YOUR GOAL:
Print all the data, keeping every line exactly as it is.

INFORMATION:
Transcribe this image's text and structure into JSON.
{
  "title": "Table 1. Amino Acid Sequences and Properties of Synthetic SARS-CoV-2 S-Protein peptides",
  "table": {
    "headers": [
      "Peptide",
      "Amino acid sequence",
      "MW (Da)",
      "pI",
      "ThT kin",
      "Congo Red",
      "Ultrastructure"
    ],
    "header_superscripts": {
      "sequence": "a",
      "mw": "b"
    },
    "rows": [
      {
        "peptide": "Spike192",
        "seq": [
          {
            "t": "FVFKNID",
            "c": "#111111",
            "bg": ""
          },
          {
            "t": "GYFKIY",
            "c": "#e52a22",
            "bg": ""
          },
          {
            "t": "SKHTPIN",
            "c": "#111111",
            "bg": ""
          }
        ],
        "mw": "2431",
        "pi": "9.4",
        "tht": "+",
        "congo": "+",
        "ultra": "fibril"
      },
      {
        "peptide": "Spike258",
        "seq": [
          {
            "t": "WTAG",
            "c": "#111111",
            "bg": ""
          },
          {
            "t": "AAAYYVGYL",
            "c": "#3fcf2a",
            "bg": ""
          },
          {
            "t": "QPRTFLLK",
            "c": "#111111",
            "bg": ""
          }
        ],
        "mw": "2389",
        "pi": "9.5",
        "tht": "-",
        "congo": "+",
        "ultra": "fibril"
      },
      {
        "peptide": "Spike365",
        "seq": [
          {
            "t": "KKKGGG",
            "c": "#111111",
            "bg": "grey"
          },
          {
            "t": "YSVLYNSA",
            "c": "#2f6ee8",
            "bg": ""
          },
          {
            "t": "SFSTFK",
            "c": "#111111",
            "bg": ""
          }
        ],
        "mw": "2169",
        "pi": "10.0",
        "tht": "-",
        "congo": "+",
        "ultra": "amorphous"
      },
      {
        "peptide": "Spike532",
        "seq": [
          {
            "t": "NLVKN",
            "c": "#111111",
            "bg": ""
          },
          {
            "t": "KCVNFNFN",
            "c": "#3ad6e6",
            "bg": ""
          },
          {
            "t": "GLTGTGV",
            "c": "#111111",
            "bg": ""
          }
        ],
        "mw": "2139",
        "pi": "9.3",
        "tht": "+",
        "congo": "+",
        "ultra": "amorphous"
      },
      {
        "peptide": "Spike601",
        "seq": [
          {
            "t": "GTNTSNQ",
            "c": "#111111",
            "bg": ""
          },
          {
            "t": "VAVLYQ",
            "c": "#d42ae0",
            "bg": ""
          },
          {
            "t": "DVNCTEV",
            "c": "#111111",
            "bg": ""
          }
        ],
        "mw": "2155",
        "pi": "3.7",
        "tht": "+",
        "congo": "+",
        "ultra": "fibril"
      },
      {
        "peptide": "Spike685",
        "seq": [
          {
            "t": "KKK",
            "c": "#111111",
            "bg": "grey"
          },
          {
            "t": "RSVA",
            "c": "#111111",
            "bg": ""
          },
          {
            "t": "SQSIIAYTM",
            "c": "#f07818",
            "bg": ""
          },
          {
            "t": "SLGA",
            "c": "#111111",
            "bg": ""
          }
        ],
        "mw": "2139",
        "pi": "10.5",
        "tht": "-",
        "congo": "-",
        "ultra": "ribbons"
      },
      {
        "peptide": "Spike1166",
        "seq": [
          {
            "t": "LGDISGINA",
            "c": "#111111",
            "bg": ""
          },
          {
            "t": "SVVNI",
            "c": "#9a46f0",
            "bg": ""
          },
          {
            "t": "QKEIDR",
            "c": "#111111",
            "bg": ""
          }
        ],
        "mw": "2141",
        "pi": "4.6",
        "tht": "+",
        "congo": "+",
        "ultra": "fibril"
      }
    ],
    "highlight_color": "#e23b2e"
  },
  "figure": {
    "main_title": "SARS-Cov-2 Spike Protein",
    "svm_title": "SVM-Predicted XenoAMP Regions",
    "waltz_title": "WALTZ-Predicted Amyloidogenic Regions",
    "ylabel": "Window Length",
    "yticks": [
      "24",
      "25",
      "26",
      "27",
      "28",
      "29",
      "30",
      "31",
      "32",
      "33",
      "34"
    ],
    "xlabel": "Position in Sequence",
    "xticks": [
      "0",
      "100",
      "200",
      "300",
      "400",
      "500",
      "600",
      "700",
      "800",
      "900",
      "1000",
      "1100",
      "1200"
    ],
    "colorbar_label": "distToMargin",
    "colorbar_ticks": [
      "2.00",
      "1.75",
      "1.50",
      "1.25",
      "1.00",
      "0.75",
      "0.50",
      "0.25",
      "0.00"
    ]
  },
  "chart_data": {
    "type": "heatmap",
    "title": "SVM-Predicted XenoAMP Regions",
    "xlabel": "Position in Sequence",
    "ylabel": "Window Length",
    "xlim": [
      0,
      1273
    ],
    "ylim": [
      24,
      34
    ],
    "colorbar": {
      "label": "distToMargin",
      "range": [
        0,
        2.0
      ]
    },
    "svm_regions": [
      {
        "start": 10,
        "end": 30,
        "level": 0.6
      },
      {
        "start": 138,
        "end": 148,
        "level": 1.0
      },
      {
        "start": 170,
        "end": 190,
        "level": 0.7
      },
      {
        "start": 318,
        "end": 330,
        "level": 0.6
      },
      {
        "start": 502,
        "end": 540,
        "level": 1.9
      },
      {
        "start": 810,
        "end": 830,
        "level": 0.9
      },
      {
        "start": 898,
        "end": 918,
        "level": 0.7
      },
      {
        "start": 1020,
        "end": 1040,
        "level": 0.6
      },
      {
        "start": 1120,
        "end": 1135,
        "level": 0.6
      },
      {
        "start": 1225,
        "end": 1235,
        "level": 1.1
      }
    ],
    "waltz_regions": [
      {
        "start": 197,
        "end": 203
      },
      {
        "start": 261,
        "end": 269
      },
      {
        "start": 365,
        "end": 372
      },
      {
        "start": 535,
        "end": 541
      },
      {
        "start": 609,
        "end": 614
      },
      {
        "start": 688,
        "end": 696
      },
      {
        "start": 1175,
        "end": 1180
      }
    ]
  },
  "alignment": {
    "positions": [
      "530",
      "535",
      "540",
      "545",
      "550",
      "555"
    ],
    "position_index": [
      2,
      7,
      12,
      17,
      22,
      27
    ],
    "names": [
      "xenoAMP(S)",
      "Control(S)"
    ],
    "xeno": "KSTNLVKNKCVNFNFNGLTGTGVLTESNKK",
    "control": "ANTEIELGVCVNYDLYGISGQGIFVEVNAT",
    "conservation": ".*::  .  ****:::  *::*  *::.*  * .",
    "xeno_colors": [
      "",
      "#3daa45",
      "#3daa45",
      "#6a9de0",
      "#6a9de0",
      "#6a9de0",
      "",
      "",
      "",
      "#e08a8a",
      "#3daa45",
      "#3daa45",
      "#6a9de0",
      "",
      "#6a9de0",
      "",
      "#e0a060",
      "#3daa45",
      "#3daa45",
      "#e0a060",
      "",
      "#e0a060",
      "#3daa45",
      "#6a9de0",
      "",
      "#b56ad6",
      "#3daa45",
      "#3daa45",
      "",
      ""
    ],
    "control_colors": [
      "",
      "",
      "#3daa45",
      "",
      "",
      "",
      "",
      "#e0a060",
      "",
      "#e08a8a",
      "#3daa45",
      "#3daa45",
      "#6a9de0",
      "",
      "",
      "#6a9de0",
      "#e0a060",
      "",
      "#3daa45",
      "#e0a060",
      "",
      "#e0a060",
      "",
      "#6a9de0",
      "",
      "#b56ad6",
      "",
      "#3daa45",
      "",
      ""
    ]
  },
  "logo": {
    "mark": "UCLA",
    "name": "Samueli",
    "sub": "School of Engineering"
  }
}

EXERCISE RESPONSE:
Transcribe this image's text and structure into JSON.
{
  "title": "Table 1. Amino Acid Sequences and Properties of Synthetic SARS-CoV-2 S-Protein peptides",
  "table": {
    "headers": [
      "Peptide",
      "Amino acid sequence",
      "MW (Da)",
      "pI",
      "ThT kin",
      "Congo Red",
      "Ultrastructure"
    ],
    "header_superscripts": {
      "sequence": "a",
      "mw": "b"
    },
    "rows": [
      {
        "peptide": "Spike192",
        "seq": [
          {
            "t": "FVFKNID",
            "c": "#111111",
            "bg": ""
          },
          {
            "t": "GYFKIY",
            "c": "#e52a22",
            "bg": ""
          },
          {
            "t": "SKHTPIN",
            "c": "#111111",
            "bg": ""
          }
        ],
        "mw": "2431",
        "pi": "9.4",
        "tht": "+",
        "congo": "+",
        "ultra": "fibril"
      },
      {
        "peptide": "Spike258",
        "seq": [
          {
            "t": "WTAG",
            "c": "#111111",
            "bg": ""
          },
          {
            "t": "AAAYYVGYL",
            "c": "#3fcf2a",
            "bg": ""
          },
          {
            "t": "QPRTFLLK",
            "c": "#111111",
            "bg": ""
          }
        ],
        "mw": "2389",
        "pi": "9.5",
        "tht": "-",
        "congo": "+",
        "ultra": "fibril"
      },
      {
        "peptide": "Spike365",
        "seq": [
          {
            "t": "KKKGGG",
            "c": "#111111",
            "bg": "grey"
          },
          {
            "t": "YSVLYNSA",
            "c": "#2f6ee8",
            "bg": ""
          },
          {
            "t": "SFSTFK",
            "c": "#111111",
            "bg": ""
          }
        ],
        "mw": "2169",
        "pi": "10.0",
        "tht": "-",
        "congo": "+",
        "ultra": "amorphous"
      },
      {
        "peptide": "Spike532",
        "seq": [
          {
            "t": "NLVKN",
            "c": "#111111",
            "bg": ""
          },
          {
            "t": "KCVNFNFN",
            "c": "#3ad6e6",
            "bg": ""
          },
          {
            "t": "GLTGTGV",
            "c": "#111111",
            "bg": ""
          }
        ],
        "mw": "2139",
        "pi": "9.3",
        "tht": "+",
        "congo": "+",
        "ultra": "amorphous"
      },
      {
        "peptide": "Spike601",
        "seq": [
          {
            "t": "GTNTSNQ",
            "c": "#111111",
            "bg": ""
          },
          {
            "t": "VAVLYQ",
            "c": "#d42ae0",
            "bg": ""
          },
          {
            "t": "DVNCTEV",
            "c": "#111111",
            "bg": ""
          }
        ],
        "mw": "2155",
        "pi": "3.7",
        "tht": "+",
        "congo": "+",
        "ultra": "fibril"
      },
      {
        "peptide": "Spike685",
        "seq": [
          {
            "t": "KKK",
            "c": "#111111",
            "bg": "grey"
          },
          {
            "t": "RSVA",
            "c": "#111111",
            "bg": ""
          },
          {
            "t": "SQSIIAYTM",
            "c": "#f07818",
            "bg": ""
          },
          {
            "t": "SLGA",
            "c": "#111111",
            "bg": ""
          }
        ],
        "mw": "2139",
        "pi": "10.5",
        "tht": "-",
        "congo": "-",
        "ultra": "ribbons"
      },
      {
        "peptide": "Spike1166",
        "seq": [
          {
            "t": "LGDISGINA",
            "c": "#111111",
            "bg": ""
          },
          {
            "t": "SVVNI",
            "c": "#9a46f0",
            "bg": ""
          },
          {
            "t": "QKEIDR",
            "c": "#111111",
            "bg": ""
          }
        ],
        "mw": "2141",
        "pi": "4.6",
        "tht": "+",
        "congo": "+",
        "ultra": "fibril"
      }
    ],
    "highlight_color": "#e23b2e"
  },
  "figure": {
    "main_title": "SARS-Cov-2 Spike Protein",
    "svm_title": "SVM-Predicted XenoAMP Regions",
    "waltz_title": "WALTZ-Predicted Amyloidogenic Regions",
    "ylabel": "Window Length",
    "yticks": [
      "24",
      "25",
      "26",
      "27",
      "28",
      "29",
      "30",
      "31",
      "32",
      "33",
      "34"
    ],
    "xlabel": "Position in Sequence",
    "xticks": [
      "0",
      "100",
      "200",
      "300",
      "400",
      "500",
      "600",
      "700",
      "800",
      "900",
      "1000",
      "1100",
      "1200"
    ],
    "colorbar_label": "distToMargin",
    "colorbar_ticks": [
      "2.00",
      "1.75",
      "1.50",
      "1.25",
      "1.00",
      "0.75",
      "0.50",
      "0.25",
      "0.00"
    ]
  },
  "chart_data": {
    "type": "heatmap",
    "title": "SVM-Predicted XenoAMP Regions",
    "xlabel": "Position in Sequence",
    "ylabel": "Window Length",
    "xlim": [
      0,
      1273
    ],
    "ylim": [
      24,
      34
    ],
    "colorbar": {
      "label": "distToMargin",
      "range": [
        0,
        2.0
      ]
    },
    "svm_regions": [
      {
        "start": 10,
        "end": 30,
        "level": 0.6
      },
      {
        "start": 138,
        "end": 148,
        "level": 1.0
      },
      {
        "start": 170,
        "end": 190,
        "level": 0.7
      },
      {
        "start": 318,
        "end": 330,
        "level": 0.6
      },
      {
        "start": 502,
        "end": 540,
        "level": 1.9
      },
      {
        "start": 810,
        "end": 830,
        "level": 0.9
      },
      {
        "start": 898,
        "end": 918,
        "level": 0.7
      },
      {
        "start": 1020,
        "end": 1040,
        "level": 0.6
      },
      {
        "start": 1120,
        "end": 1135,
        "level": 0.6
      },
      {
        "start": 1225,
        "end": 1235,
        "level": 1.1
      }
    ],
    "waltz_regions": [
      {
        "start": 197,
        "end": 203
      },
      {
        "start": 261,
        "end": 269
      },
      {
        "start": 365,
        "end": 372
      },
      {
        "start": 535,
        "end": 541
      },
      {
        "start": 609,
        "end": 614
      },
      {
        "start": 688,
        "end": 696
      },
      {
        "start": 1175,
        "end": 1180
      }
    ]
  },
  "alignment": {
    "positions": [
      "530",
      "535",
      "540",
      "545",
      "550",
      "555"
    ],
    "position_index": [
      2,
      7,
      12,
      17,
      22,
      27
    ],
    "names": [
      "xenoAMP(S)",
      "Control(S)"
    ],
    "xeno": "KSTNLVKNKCVNFNFNGLTGTGVLTESNKK",
    "control": "ANTEIELGVCVNYDLYGISGQGIFVEVNAT",
    "conservation": ".*::  .  ****:::  *::*  *::.*  * .",
    "xeno_colors": [
      "",
      "#3daa45",
      "#3daa45",
      "#6a9de0",
      "#6a9de0",
      "#6a9de0",
      "",
      "",
      "",
      "#e08a8a",
      "#3daa45",
      "#3daa45",
      "#6a9de0",
      "",
      "#6a9de0",
      "",
      "#e0a060",
      "#3daa45",
      "#3daa45",
      "#e0a060",
      "",
      "#e0a060",
      "#3daa45",
      "#6a9de0",
      "",
      "#b56ad6",
      "#3daa45",
      "#3daa45",
      "",
      ""
    ],
    "control_colors": [
      "",
      "",
      "#3daa45",
      "",
      "",
      "",
      "",
      "#e0a060",
      "",
      "#e08a8a",
      "#3daa45",
      "#3daa45",
      "#6a9de0",
      "",
      "",
      "#6a9de0",
      "#e0a060",
      "",
      "#3daa45",
      "#e0a060",
      "",
      "#e0a060",
      "",
      "#6a9de0",
      "",
      "#b56ad6",
      "",
      "#3daa45",
      "",
      ""
    ]
  },
  "logo": {
    "mark": "UCLA",
    "name": "Samueli",
    "sub": "School of Engineering"
  }
}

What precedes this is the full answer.